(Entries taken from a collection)
● ● ●

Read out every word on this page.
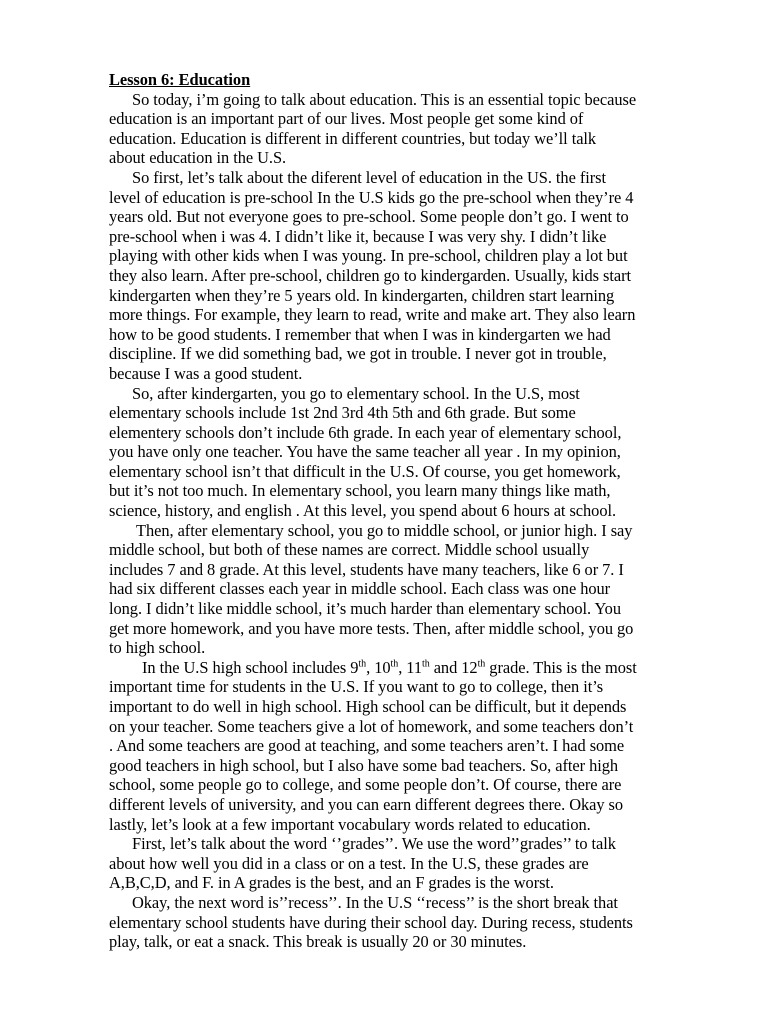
Lesson 6: Education

So today, i’m going to talk about education. This is an essential topic because
education is an important part of our lives. Most people get some kind of
education. Education is different in different countries, but today we’ll talk
about education in the U.S.

So first, let’s talk about the diferent level of education in the US. the first
level of education is pre-school In the U.S kids go the pre-school when they’re 4
years old. But not everyone goes to pre-school. Some people don’t go. I went to
pre-school when i was 4. I didn’t like it, because I was very shy. I didn’t like
playing with other kids when I was young. In pre-school, children play a lot but
they also learn. After pre-school, children go to kindergarden. Usually, kids start
kindergarten when they’re 5 years old. In kindergarten, children start learning
more things. For example, they learn to read, write and make art. They also learn
how to be good students. I remember that when I was in kindergarten we had
discipline. If we did something bad, we got in trouble. I never got in trouble,
because I was a good student.

So, after kindergarten, you go to elementary school. In the U.S, most
elementary schools include 1st 2nd 3rd 4th 5th and 6th grade. But some
elementery schools don’t include 6th grade. In each year of elementary school,
you have only one teacher. You have the same teacher all year . In my opinion,
elementary school isn’t that difficult in the U.S. Of course, you get homework,
but it’s not too much. In elementary school, you learn many things like math,
science, history, and english . At this level, you spend about 6 hours at school.

Then, after elementary school, you go to middle school, or junior high. I say
middle school, but both of these names are correct. Middle school usually
includes 7 and 8 grade. At this level, students have many teachers, like 6 or 7. I
had six different classes each year in middle school. Each class was one hour
long. I didn’t like middle school, it’s much harder than elementary school. You
get more homework, and you have more tests. Then, after middle school, you go
to high school.

In the U.S high school includes 9th, 10th, 11th and 12th grade. This is the most
important time for students in the U.S. If you want to go to college, then it’s
important to do well in high school. High school can be difficult, but it depends
on your teacher. Some teachers give a lot of homework, and some teachers don’t
. And some teachers are good at teaching, and some teachers aren’t. I had some
good teachers in high school, but I also have some bad teachers. So, after high
school, some people go to college, and some people don’t. Of course, there are
different levels of university, and you can earn different degrees there. Okay so
lastly, let’s look at a few important vocabulary words related to education.

First, let’s talk about the word ‘’grades’’. We use the word’’grades’’ to talk
about how well you did in a class or on a test. In the U.S, these grades are
A,B,C,D, and F. in A grades is the best, and an F grades is the worst.

Okay, the next word is’’recess’’. In the U.S ‘‘recess’’ is the short break that
elementary school students have during their school day. During recess, students
play, talk, or eat a snack. This break is usually 20 or 30 minutes.
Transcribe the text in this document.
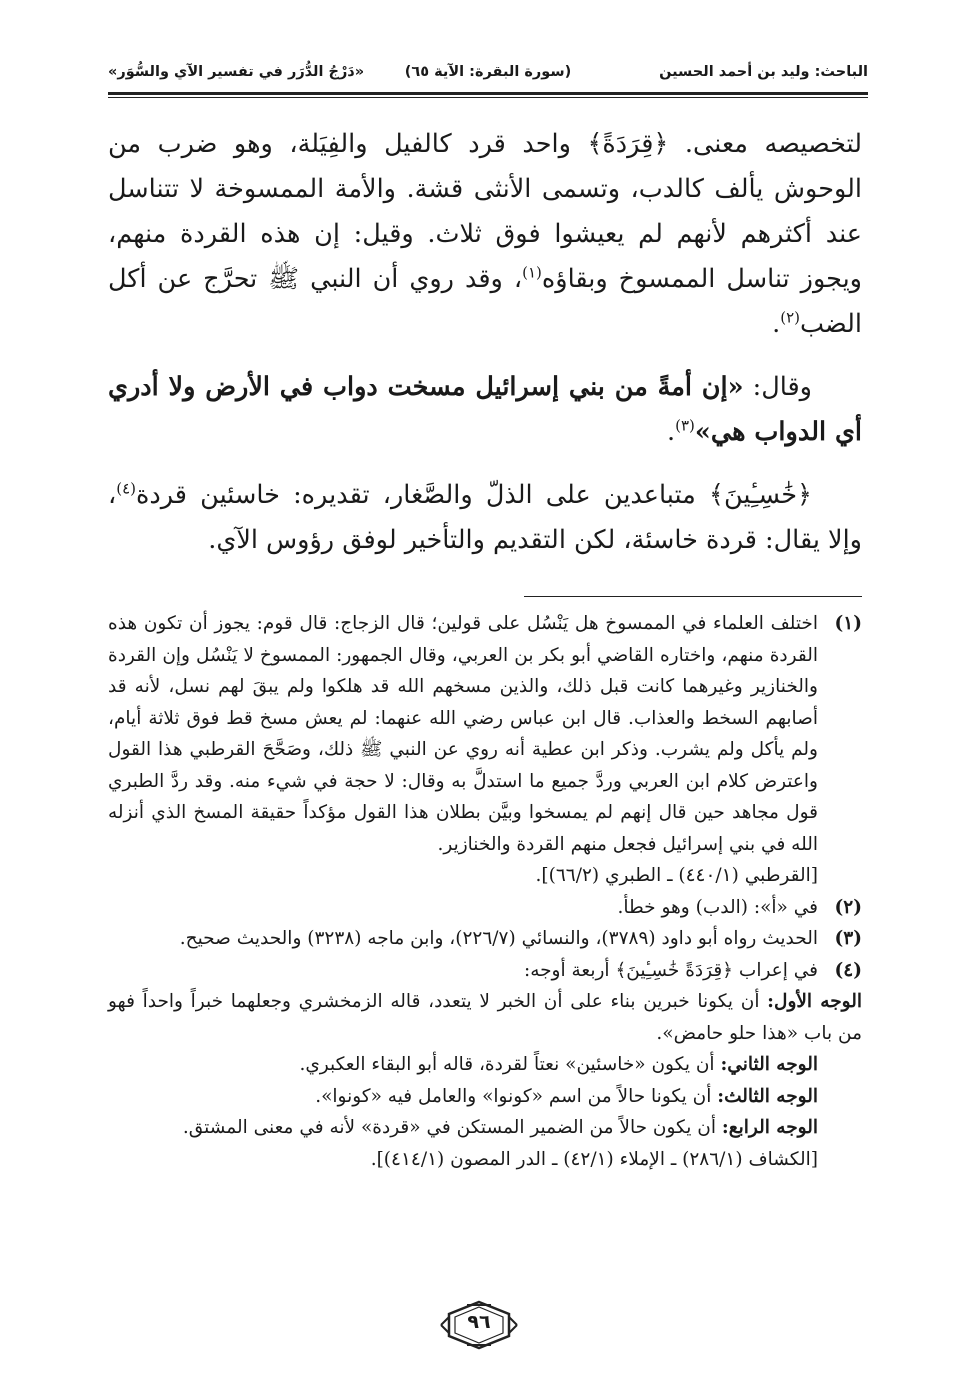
الباحث: وليد بن أحمد الحسين
(سورة البقرة: الآية ٦٥)
«دَرْجُ الدُّرَر في تفسير الآي والسُّوَر»

لتخصيصه معنى. ﴿قِرَدَةً﴾ واحد قرد كالفيل والفِيَلة، وهو ضرب من الوحوش يألف كالدب، وتسمى الأنثى قشة. والأمة الممسوخة لا تتناسل عند أكثرهم لأنهم لم يعيشوا فوق ثلاث. وقيل: إن هذه القردة منهم، ويجوز تناسل الممسوخ وبقاؤه$^{(١)}$، وقد روي أن النبي ﷺ تحرَّج عن أكل الضب$^{(٢)}$.

وقال: «إن أمةً من بني إسرائيل مسخت دواب في الأرض ولا أدري أي الدواب هي»$^{(٣)}$.

﴿خَٰسِـِٔينَ﴾ متباعدين على الذلّ والصَّغار، تقديره: خاسئين قردة$^{(٤)}$، وإلا يقال: قردة خاسئة، لكن التقديم والتأخير لوفق رؤوس الآي.

(١)
اختلف العلماء في الممسوخ هل يَنْسُل على قولين؛ قال الزجاج: قال قوم: يجوز أن تكون هذه القردة منهم، واختاره القاضي أبو بكر بن العربي، وقال الجمهور: الممسوخ لا يَنْسُل وإن القردة والخنازير وغيرهما كانت قبل ذلك، والذين مسخهم الله قد هلكوا ولم يبقَ لهم نسل، لأنه قد أصابهم السخط والعذاب. قال ابن عباس رضي الله عنهما: لم يعش مسخ قط فوق ثلاثة أيام، ولم يأكل ولم يشرب. وذكر ابن عطية أنه روي عن النبي ﷺ ذلك، وصَحَّحَ القرطبي هذا القول واعترض كلام ابن العربي وردَّ جميع ما استدلَّ به وقال: لا حجة في شيء منه. وقد ردَّ الطبري قول مجاهد حين قال إنهم لم يمسخوا وبيَّن بطلان هذا القول مؤكداً حقيقة المسخ الذي أنزله الله في بني إسرائيل فجعل منهم القردة والخنازير.

[القرطبي (٤٤٠/١) ـ الطبري (٦٦/٢)].

(٢)
في «أ»: (الدب) وهو خطأ.

(٣)
الحديث رواه أبو داود (٣٧٨٩)، والنسائي (٢٢٦/٧)، وابن ماجه (٣٢٣٨) والحديث صحيح.

(٤)
في إعراب ﴿قِرَدَةً خَٰسِـِٔينَ﴾ أربعة أوجه:

الوجه الأول: أن يكونا خبرين بناء على أن الخبر لا يتعدد، قاله الزمخشري وجعلهما خبراً واحداً فهو من باب «هذا حلو حامض».

الوجه الثاني: أن يكون «خاسئين» نعتاً لقردة، قاله أبو البقاء العكبري.

الوجه الثالث: أن يكونا حالاً من اسم «كونوا» والعامل فيه «كونوا».

الوجه الرابع: أن يكون حالاً من الضمير المستكن في «قردة» لأنه في معنى المشتق.

[الكشاف (٢٨٦/١) ـ الإملاء (٤٢/١) ـ الدر المصون (٤١٤/١)].

٩٦
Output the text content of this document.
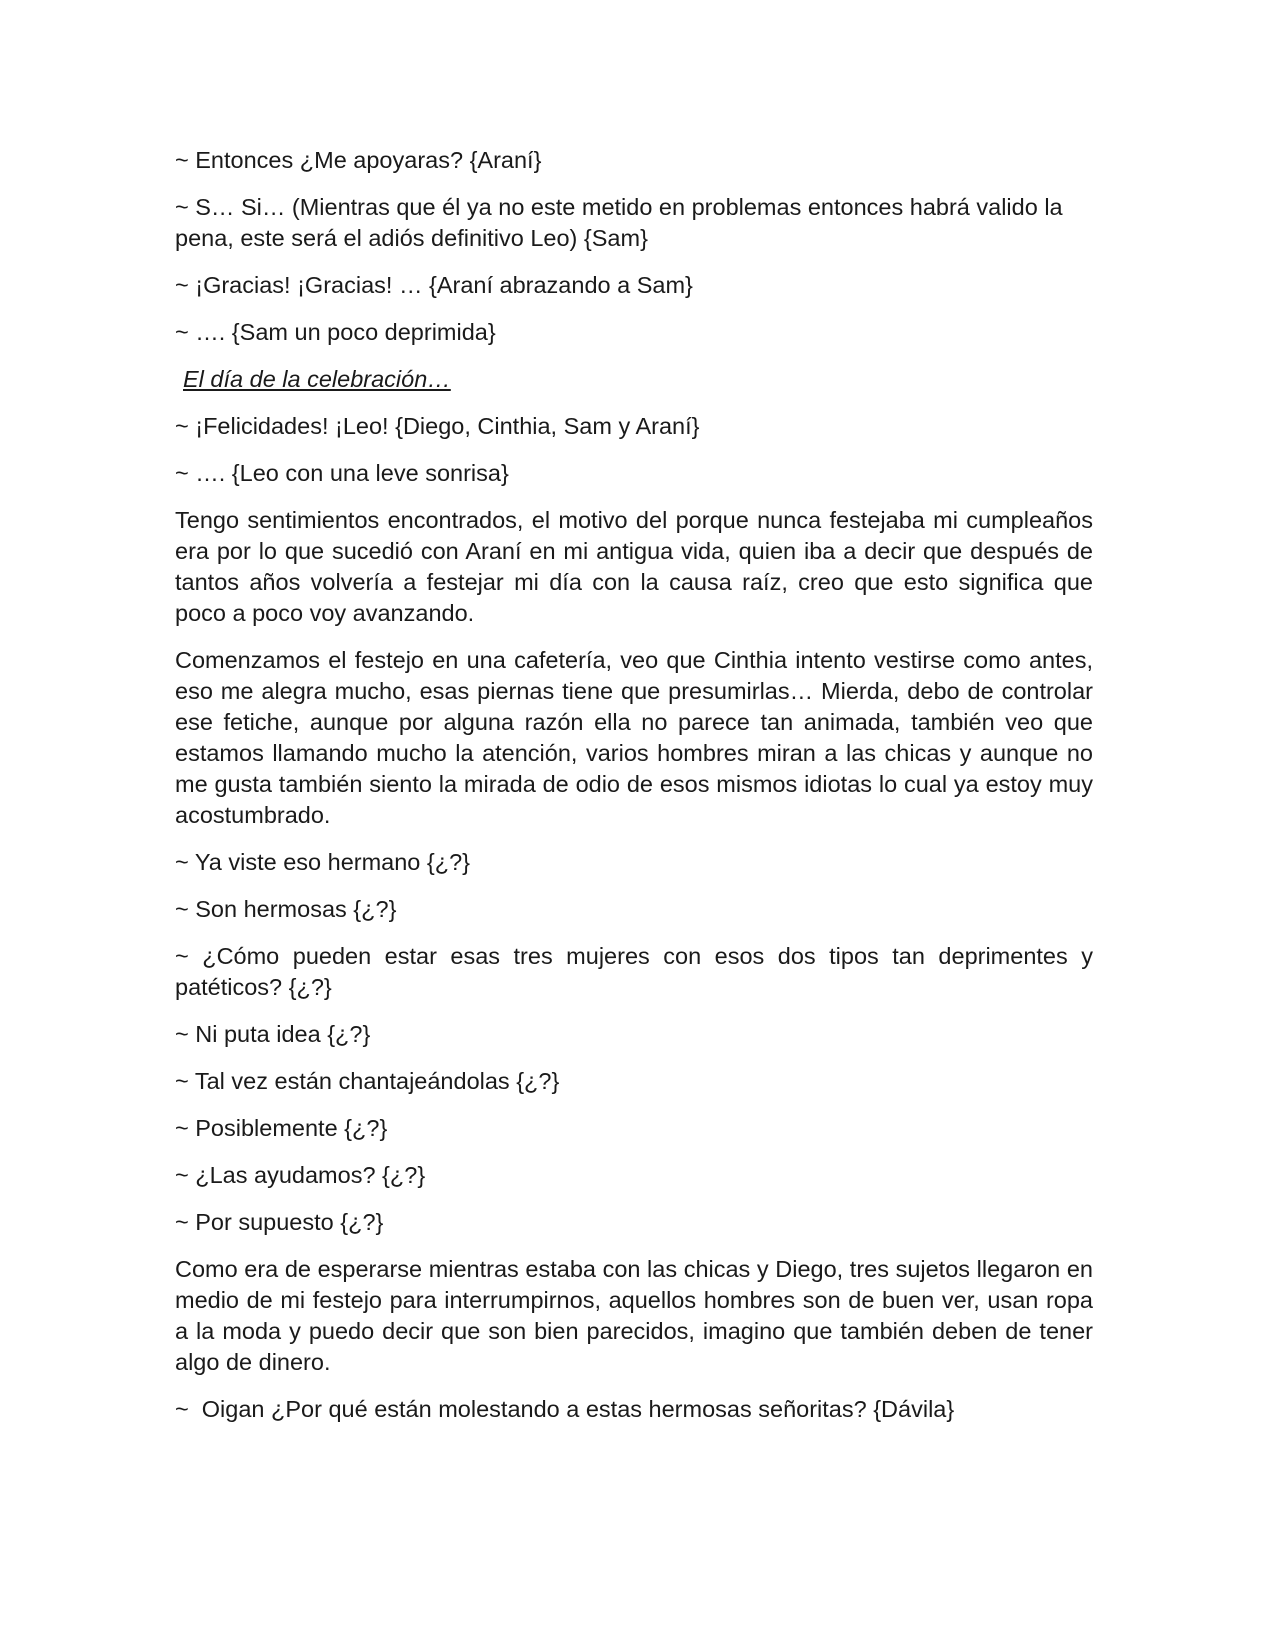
~ Entonces ¿Me apoyaras? {Araní}

~ S… Si… (Mientras que él ya no este metido en problemas entonces habrá valido la pena, este será el adiós definitivo Leo) {Sam}

~ ¡Gracias! ¡Gracias! … {Araní abrazando a Sam}

~ …. {Sam un poco deprimida}

El día de la celebración…

~ ¡Felicidades! ¡Leo! {Diego, Cinthia, Sam y Araní}

~ …. {Leo con una leve sonrisa}

Tengo sentimientos encontrados, el motivo del porque nunca festejaba mi cumpleaños era por lo que sucedió con Araní en mi antigua vida, quien iba a decir que después de tantos años volvería a festejar mi día con la causa raíz, creo que esto significa que poco a poco voy avanzando.

Comenzamos el festejo en una cafetería, veo que Cinthia intento vestirse como antes, eso me alegra mucho, esas piernas tiene que presumirlas… Mierda, debo de controlar ese fetiche, aunque por alguna razón ella no parece tan animada, también veo que estamos llamando mucho la atención, varios hombres miran a las chicas y aunque no me gusta también siento la mirada de odio de esos mismos idiotas lo cual ya estoy muy acostumbrado.

~ Ya viste eso hermano {¿?}

~ Son hermosas {¿?}

~ ¿Cómo pueden estar esas tres mujeres con esos dos tipos tan deprimentes y patéticos? {¿?}

~ Ni puta idea {¿?}

~ Tal vez están chantajeándolas {¿?}

~ Posiblemente {¿?}

~ ¿Las ayudamos? {¿?}

~ Por supuesto {¿?}

Como era de esperarse mientras estaba con las chicas y Diego, tres sujetos llegaron en medio de mi festejo para interrumpirnos, aquellos hombres son de buen ver, usan ropa a la moda y puedo decir que son bien parecidos, imagino que también deben de tener algo de dinero.

~  Oigan ¿Por qué están molestando a estas hermosas señoritas? {Dávila}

● ● ●

◆ Written task ◆
Copy out every line in the listing where the word "poco" appears.

◆ Final result ◆
~ …. {Sam un poco deprimida}
Tengo sentimientos encontrados, el motivo del porque nunca festejaba mi cumpleaños era por lo que sucedió con Araní en mi antigua vida, quien iba a decir que después de tantos años volvería a festejar mi día con la causa raíz, creo que esto significa que poco a poco voy avanzando.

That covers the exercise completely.